Enough time has probably passed for me to admit to playing fast and loose with the truth in some very old tax returns. But let’s drape this whole conversation in a veil of hypotheticality to preserve our modesty.
THIS ARTICLE DEALS IN HYPOTHETICALS, I SAY!
MY FAN FICTION NOVEL HAS NOTHING TO DO WITH ONE DIRECTION, I SAY! NOTHING!
As all liars will tell you when caught, I (hypothetically) had great reasons for lying. I was (hypothetically) a new graduate during the worst part of the Great Recession, cobbling together freelance jobs to afford a gruel made of boxed mac and cheese thinned with water and Goya packets. I was (hypothetically) hanging onto adult independence by my fingernails. And my fingernails were notoriously hypothetically thin and weak from my high-sodium gruel diet!
This was pretty much how my first tax return after college went…
I made $18,000 last year.
Awesome, give us $3,000 of it.
That can’t be right.

> _Information given_:
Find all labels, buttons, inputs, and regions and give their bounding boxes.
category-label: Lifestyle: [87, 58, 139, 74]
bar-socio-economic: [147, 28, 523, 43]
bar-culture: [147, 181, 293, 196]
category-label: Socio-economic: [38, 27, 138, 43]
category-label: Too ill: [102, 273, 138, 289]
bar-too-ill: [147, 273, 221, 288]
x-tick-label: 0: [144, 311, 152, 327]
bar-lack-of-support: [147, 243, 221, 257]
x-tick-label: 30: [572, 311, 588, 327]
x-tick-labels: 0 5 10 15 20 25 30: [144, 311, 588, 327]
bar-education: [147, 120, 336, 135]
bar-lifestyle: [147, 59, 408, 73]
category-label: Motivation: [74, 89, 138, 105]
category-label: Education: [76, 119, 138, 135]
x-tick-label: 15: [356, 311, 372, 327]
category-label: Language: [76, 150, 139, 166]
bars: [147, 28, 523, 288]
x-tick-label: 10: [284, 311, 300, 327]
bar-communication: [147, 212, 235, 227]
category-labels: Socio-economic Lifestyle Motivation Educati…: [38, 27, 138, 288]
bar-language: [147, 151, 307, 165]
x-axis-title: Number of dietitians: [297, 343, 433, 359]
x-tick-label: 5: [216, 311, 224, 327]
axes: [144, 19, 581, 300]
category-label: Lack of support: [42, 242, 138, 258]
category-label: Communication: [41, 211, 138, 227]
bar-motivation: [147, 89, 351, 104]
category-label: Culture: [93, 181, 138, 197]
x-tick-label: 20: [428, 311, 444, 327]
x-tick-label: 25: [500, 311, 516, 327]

> _Exercise_: From the essay on the old tax returns, transcribe the words starting with "Enough time has" and going on through "high-sodium gruel diet!".

> _Output below_:
Enough time has probably passed for me to admit to playing fast and loose with the truth in some very old tax returns. But let’s drape this whole conversation in a veil of hypotheticality to preserve our modesty.
THIS ARTICLE DEALS IN HYPOTHETICALS, I SAY!
MY FAN FICTION NOVEL HAS NOTHING TO DO WITH ONE DIRECTION, I SAY! NOTHING!
As all liars will tell you when caught, I (hypothetically) had great reasons for lying. I was (hypothetically) a new graduate during the worst part of the Great Recession, cobbling together freelance jobs to afford a gruel made of boxed mac and cheese thinned with water and Goya packets. I was (hypothetically) hanging onto adult independence by my fingernails. And my fingernails were notoriously hypothetically thin and weak from my high-sodium gruel diet!